**WHAT YOU ARE ASKED TO DO**
Select the lines that contain "Women" and copy each of them.

**GIVEN INFORMATION**
■ ■ ■ ■ ■

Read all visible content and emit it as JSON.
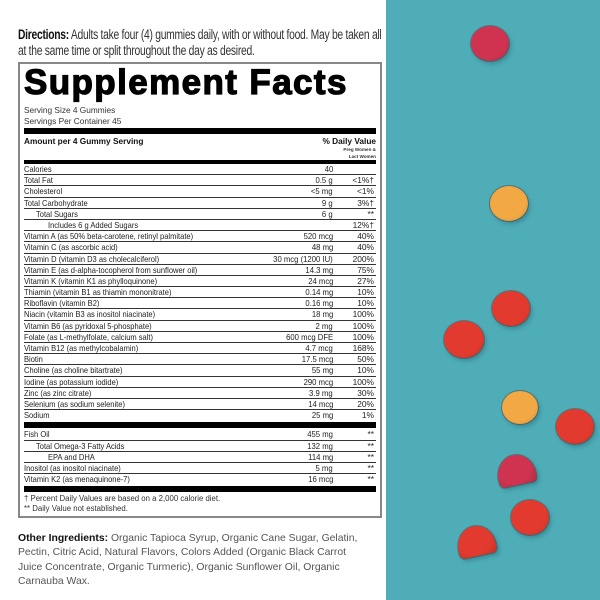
{
  "directions": {
    "label": "Directions:",
    "text": " Adults take four (4) gummies daily, with or without food. May be taken all at the same time or split throughout the day as desired."
  },
  "facts": {
    "title": "Supplement Facts",
    "serving_size": "Serving Size 4 Gummies",
    "servings_per_container": "Servings Per Container 45",
    "amount_header": "Amount per 4 Gummy Serving",
    "dv_header": "% Daily Value",
    "dv_sub1": "Preg Women &",
    "dv_sub2": "Lact Women",
    "rows": [
      {
        "name": "Calories",
        "amount": "40",
        "dv": "",
        "indent": 0
      },
      {
        "name": "Total Fat",
        "amount": "0.5 g",
        "dv": "<1%†",
        "indent": 0
      },
      {
        "name": "Cholesterol",
        "amount": "<5 mg",
        "dv": "<1%",
        "indent": 0
      },
      {
        "name": "Total Carbohydrate",
        "amount": "9 g",
        "dv": "3%†",
        "indent": 0
      },
      {
        "name": "Total Sugars",
        "amount": "6 g",
        "dv": "**",
        "indent": 1
      },
      {
        "name": "Includes 6 g Added Sugars",
        "amount": "",
        "dv": "12%†",
        "indent": 2
      },
      {
        "name": "Vitamin A (as 50% beta-carotene, retinyl palmitate)",
        "amount": "520 mcg",
        "dv": "40%",
        "indent": 0
      },
      {
        "name": "Vitamin C (as ascorbic acid)",
        "amount": "48 mg",
        "dv": "40%",
        "indent": 0
      },
      {
        "name": "Vitamin D (vitamin D3 as cholecalciferol)",
        "amount": "30 mcg (1200 IU)",
        "dv": "200%",
        "indent": 0
      },
      {
        "name": "Vitamin E (as d-alpha-tocopherol from sunflower oil)",
        "amount": "14.3 mg",
        "dv": "75%",
        "indent": 0
      },
      {
        "name": "Vitamin K (vitamin K1 as phylloquinone)",
        "amount": "24 mcg",
        "dv": "27%",
        "indent": 0
      },
      {
        "name": "Thiamin (vitamin B1 as thiamin mononitrate)",
        "amount": "0.14 mg",
        "dv": "10%",
        "indent": 0
      },
      {
        "name": "Riboflavin (vitamin B2)",
        "amount": "0.16 mg",
        "dv": "10%",
        "indent": 0
      },
      {
        "name": "Niacin (vitamin B3 as inositol niacinate)",
        "amount": "18 mg",
        "dv": "100%",
        "indent": 0
      },
      {
        "name": "Vitamin B6 (as pyridoxal 5-phosphate)",
        "amount": "2 mg",
        "dv": "100%",
        "indent": 0
      },
      {
        "name": "Folate (as L-methylfolate, calcium salt)",
        "amount": "600 mcg DFE",
        "dv": "100%",
        "indent": 0
      },
      {
        "name": "Vitamin B12 (as methylcobalamin)",
        "amount": "4.7 mcg",
        "dv": "168%",
        "indent": 0
      },
      {
        "name": "Biotin",
        "amount": "17.5 mcg",
        "dv": "50%",
        "indent": 0
      },
      {
        "name": "Choline (as choline bitartrate)",
        "amount": "55 mg",
        "dv": "10%",
        "indent": 0
      },
      {
        "name": "Iodine (as potassium iodide)",
        "amount": "290 mcg",
        "dv": "100%",
        "indent": 0
      },
      {
        "name": "Zinc (as zinc citrate)",
        "amount": "3.9 mg",
        "dv": "30%",
        "indent": 0
      },
      {
        "name": "Selenium (as sodium selenite)",
        "amount": "14 mcg",
        "dv": "20%",
        "indent": 0
      },
      {
        "name": "Sodium",
        "amount": "25 mg",
        "dv": "1%",
        "indent": 0
      }
    ],
    "rows2": [
      {
        "name": "Fish Oil",
        "amount": "455 mg",
        "dv": "**",
        "indent": 0
      },
      {
        "name": "Total Omega-3 Fatty Acids",
        "amount": "132 mg",
        "dv": "**",
        "indent": 1
      },
      {
        "name": "EPA and DHA",
        "amount": "114 mg",
        "dv": "**",
        "indent": 2
      },
      {
        "name": "Inositol (as inositol niacinate)",
        "amount": "5 mg",
        "dv": "**",
        "indent": 0
      },
      {
        "name": "Vitamin K2 (as menaquinone-7)",
        "amount": "16 mcg",
        "dv": "**",
        "indent": 0
      }
    ],
    "footnote1": "† Percent Daily Values are based on a 2,000 calorie diet.",
    "footnote2": "** Daily Value not established."
  },
  "other_ingredients": {
    "label": "Other Ingredients:",
    "text": " Organic Tapioca Syrup, Organic Cane Sugar, Gelatin, Pectin, Citric Acid, Natural Flavors, Colors Added (Organic Black Carrot Juice Concentrate, Organic Turmeric), Organic Sunflower Oil, Organic Carnauba Wax."
  },
  "colors": {
    "background_teal": "#4eadb7",
    "gummy_red": "#e23a2e",
    "gummy_orange": "#f2a843",
    "gummy_pink": "#cf3350"
  }
}
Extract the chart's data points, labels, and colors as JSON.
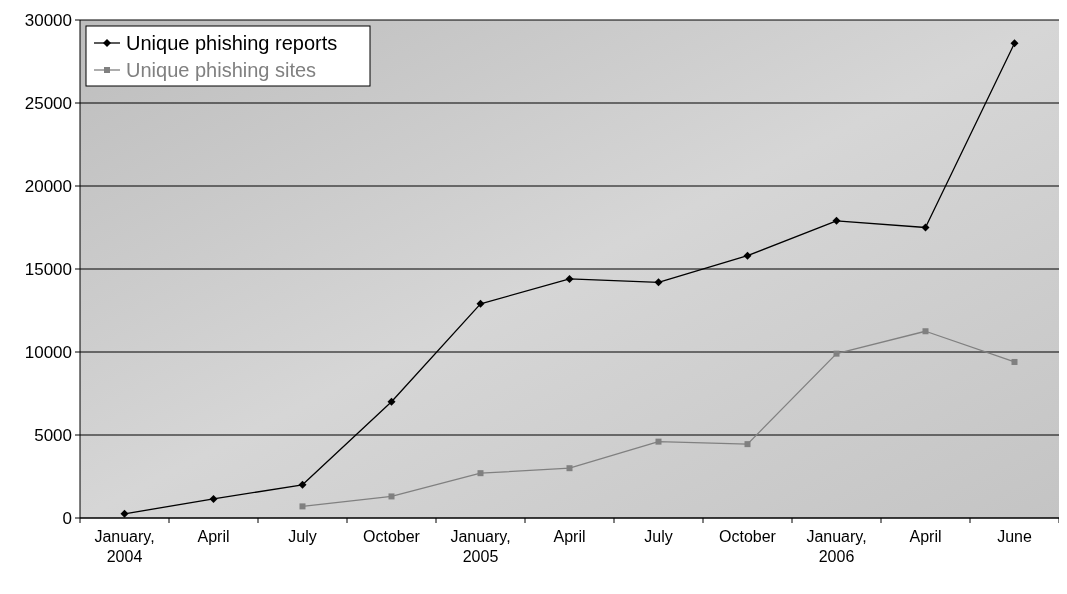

■ ■ ■ ■ ■

**OUTPUT FOR THIS TASK**
    "dv_sub1": "Preg Women &",
    "dv_sub2": "Lact Women",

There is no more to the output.